Problems to work on =
- A) In the medical assessment excerpt, what date is Dr Machart's report?
- B) List every doctor named in the medical assessment excerpt.
- C) From the medical assessment excerpt, quote the passage starting at "The assessment made" and ending at "assess WPi of 8%.".

When summarising his findings, the AMS said:
“The back and neck symptoms appeared as stated immediately after the accident. She was exposed to extensive medical treatment. However, left leg symptoms were experienced in 2017 that required decompressive surgery which, as stated, lead only to minor benefit. She has a long history prior to the accident of shoulder, neck and low back pain. Indeed, she was diagnosed with the disc pathology in a narrow spinal canal at L4/5 level already in 2014. It is accepted that aggravation occurred at the spinal level, a consequence of the twisting strain during the accident in October 2016, this despite the time gap between the date of the accident and the appearance of the left sided symptoms.
Consistency of presentation: there were numerous inconsistencies, like the change of sensory on repeated testing. The ability of arms raising whilst undressing and the stated disabilities are difficult to explain on organic basis.”
The AMS set out his reasons for the assessment:
“The right shoulder is presenting signs equivalent to impingement and is assessed accordingly by Para 2.16 in Workcover Guide (pg 12), equivalent to 2%WPI.
The lumbar spine is to be assessed based on DRE cat III (in AMA5 Guides) with 2% ADL totaling 12%; this assessment would require 1/2 deductible proportion as it was precisely diagnosed long before the date of accident, but acceptably aggravated by the accident in October 2016. The cervical spine was found with no assessable impairment, based on DRE system in AMA5 Guides.”The AMS briefly summarised the reports of treating doctors and those qualified by the parties.
The assessment made by the AMS was 12% WPI in respect of the lumbar spine from which he deducted one-half under s 323, resulting in an assessment of 6%. He combined that with his assessment of 2% WPI in respect of Ms Khamis’ shoulder to assess WPi of 8%.
Dr Machart’s report
Dr Machart’s report dated 13 May 2021 is as follows:
“RE-EXAMINATION:
Mrs Khamis was examined today. She attended alone. The purpose of the examination were issues which arose following appeal on MAC, Dr Weisz, orthopaedic surgeon, date of MAC 30/11/2020. The issues raised in preliminary discussion subject to reassessment were:
- Shoulder range of movement, not documented by Dr Weisz in assessing WPI
- Reassessment of radiculopathy from the lumbar spine
It was agreed that deduction was difficult to make. There was a scan from 2014. There was no documentation in the general practitioner’s records pertaining to that assessment. The report on CT scans post injury raised the issue that CT scans from 2014 and 2017 did not demonstrate additional pathology and the pathology was spinal canal stenosis at L4/L5 that there were degenerative changes at other levels.
HISTORY
Brief history was reiterated today, much in line with Dr Weisz’s assessment on 31/10/2016. Mrs Khamis was transporting a patient in an electric wheelchair. She tried to transfer the patient into a chair. The patient was unsteady on their feet. The chair started to move. She tried to stop the chair from moving. The wheelchair hit her on the back of the right calf. She twisted her torso. She experienced pain in the lower back, right shoulder, and in the neck.
She assessed at the Emergency Department of Prince of Wales Hospital. She experienced pain in the right leg, back of the calf where the wheelchair hit her.
She came under the care of Dr Mobbs. Dr Mobbs conducted an operation on the spine. She reported some improvement. The left leg pain was better. She was left with numbness in the left leg. The lower back pain remained virtually unchanged. The shoulder was assessed by Dr Harper. No operation was conducted.

Record extracts =
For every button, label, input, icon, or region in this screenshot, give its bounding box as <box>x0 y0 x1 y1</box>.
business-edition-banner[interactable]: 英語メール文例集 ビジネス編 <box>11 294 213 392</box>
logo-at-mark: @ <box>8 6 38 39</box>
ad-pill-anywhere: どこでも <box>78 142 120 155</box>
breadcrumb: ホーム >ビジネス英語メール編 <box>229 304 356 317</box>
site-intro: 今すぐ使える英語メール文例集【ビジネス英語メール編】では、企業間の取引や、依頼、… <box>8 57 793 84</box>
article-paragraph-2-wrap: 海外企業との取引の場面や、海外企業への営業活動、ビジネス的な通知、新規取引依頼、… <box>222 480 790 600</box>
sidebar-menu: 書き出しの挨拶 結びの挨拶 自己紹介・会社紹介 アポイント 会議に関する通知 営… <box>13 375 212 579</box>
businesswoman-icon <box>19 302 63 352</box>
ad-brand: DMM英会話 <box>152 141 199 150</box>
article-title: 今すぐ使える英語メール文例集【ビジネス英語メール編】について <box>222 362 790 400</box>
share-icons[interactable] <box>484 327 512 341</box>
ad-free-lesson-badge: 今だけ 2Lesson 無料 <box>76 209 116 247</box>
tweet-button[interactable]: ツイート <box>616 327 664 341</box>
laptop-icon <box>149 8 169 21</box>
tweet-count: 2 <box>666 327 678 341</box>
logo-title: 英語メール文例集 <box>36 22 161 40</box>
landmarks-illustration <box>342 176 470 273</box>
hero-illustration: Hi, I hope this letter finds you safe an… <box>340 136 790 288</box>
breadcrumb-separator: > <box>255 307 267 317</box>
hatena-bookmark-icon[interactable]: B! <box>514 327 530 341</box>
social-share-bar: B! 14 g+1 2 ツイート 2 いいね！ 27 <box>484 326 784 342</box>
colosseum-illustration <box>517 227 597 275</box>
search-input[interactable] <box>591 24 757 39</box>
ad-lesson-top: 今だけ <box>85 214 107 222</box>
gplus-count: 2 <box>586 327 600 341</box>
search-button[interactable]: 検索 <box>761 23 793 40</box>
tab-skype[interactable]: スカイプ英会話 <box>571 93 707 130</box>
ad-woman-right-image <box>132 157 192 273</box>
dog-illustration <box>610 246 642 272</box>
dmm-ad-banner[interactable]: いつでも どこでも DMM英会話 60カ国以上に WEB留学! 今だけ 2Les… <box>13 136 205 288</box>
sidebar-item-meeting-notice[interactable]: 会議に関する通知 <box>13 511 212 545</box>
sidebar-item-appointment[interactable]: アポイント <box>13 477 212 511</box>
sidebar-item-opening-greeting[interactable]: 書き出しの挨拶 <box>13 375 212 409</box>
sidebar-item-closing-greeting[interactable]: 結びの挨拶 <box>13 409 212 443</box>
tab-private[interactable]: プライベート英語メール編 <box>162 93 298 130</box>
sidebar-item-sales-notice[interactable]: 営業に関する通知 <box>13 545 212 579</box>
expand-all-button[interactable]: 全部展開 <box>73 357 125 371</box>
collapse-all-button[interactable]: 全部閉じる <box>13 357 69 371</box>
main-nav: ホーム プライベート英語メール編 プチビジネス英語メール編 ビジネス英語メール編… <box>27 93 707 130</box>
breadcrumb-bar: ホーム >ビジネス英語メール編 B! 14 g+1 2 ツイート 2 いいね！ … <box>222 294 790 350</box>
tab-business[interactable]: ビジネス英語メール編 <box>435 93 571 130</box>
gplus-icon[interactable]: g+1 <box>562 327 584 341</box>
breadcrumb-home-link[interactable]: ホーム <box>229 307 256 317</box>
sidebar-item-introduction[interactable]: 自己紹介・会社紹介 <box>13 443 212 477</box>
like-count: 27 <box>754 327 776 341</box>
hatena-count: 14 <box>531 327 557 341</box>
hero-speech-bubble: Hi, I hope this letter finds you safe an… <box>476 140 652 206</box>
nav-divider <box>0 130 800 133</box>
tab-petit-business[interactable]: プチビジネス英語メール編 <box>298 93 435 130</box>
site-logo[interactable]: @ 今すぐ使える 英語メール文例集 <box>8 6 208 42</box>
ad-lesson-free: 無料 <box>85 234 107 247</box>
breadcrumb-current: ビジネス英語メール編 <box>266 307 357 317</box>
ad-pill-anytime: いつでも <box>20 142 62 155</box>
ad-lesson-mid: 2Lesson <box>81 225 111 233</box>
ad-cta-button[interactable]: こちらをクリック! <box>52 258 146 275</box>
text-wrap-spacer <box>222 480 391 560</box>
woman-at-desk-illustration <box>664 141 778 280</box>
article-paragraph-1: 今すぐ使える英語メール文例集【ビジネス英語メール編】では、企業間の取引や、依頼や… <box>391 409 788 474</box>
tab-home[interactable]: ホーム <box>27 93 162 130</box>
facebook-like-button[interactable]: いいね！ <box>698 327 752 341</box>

Numbered responses =
- A) 13 May 2021

- B) Dr Weisz, Dr Machart, Dr Mobbs, Dr Harper

- C)
The assessment made by the AMS was 12% WPI in respect of the lumbar spine from which he deducted one-half under s 323, resulting in an assessment of 6%. He combined that with his assessment of 2% WPI in respect of Ms Khamis’ shoulder to assess WPi of 8%.